** Start Quoted passage **

# Garnet Power Transformer Re-Issue for Session Man/Enforcer/Pro



## Jeff B. (Feb 20, 2010)

Copied from the Garnet Amps mailing list. It's a good time to pick up a spare one folks.



> As part of preparations for the release of a re-issue Garnet product we are having a run of power transformers custom made to match an original Garnet item. This transformer will be equivalent to OEM Garnet number 6K3227 which was used in Garnet Session Man, Enforcer and most Pro amps (Pro, Pro Vocal, Pro Reverb, Pro 200, Pro Super, Assistant Pro and Odyssey). It is also closely equivalent to Garnet 6K3027. We are contracting with a well known and reputable North American manufacturer for the production of these transformers and they will meet or exceed all original specifications.

** End Quoted passage **

Written request A. In the forum post about the Garnet power transformer re-issue, which original Garnet part number will the new transformer be equivalent to?
Written request B. Carry on the forum post about the Garnet power transformer re-issue, picking up after its final sentence.

** Start Data excerpts **

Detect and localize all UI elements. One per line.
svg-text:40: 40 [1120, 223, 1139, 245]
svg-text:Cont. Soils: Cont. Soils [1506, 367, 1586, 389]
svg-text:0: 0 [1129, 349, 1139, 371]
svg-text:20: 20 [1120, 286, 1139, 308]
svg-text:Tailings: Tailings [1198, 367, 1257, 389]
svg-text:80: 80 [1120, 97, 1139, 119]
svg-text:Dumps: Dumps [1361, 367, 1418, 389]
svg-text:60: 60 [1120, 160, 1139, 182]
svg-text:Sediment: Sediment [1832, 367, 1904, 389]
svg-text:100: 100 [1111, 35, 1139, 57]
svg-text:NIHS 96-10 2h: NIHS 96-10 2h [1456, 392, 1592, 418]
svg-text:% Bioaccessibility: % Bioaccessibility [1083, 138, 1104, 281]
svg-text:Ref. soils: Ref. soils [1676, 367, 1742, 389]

** End Data excerpts **

Exercise response A. OEM Garnet number 6K3227.

Exercise response B.
> 
> As part of our ongoing effort to support owners of vintage Garnet products we will make the purchase of one of these transformer available to interested parties on a one time only basis. This is an investment in insurance for your amp and protects you in the event that your power transformer fails; you'll have an exact replacement and won't have to settle for an ill fitting off spec unit. The OEM unit is not electrically or physically equivalent to any currently manufactured transformer used in any other amp, vintage or otherwise. We know because we've searched high and low. This limited production run of transformers will be used exclusively for our re-issue product. We will not be stocking this transformer and it will not be available in the future.
> 
> ...


----------



## jb welder (Sep 14, 2010)

"We will not be stocking this transformer and it will not be available in the future."
Sorry to sound negative, but if I were considering the reissue amp, this would change my mind.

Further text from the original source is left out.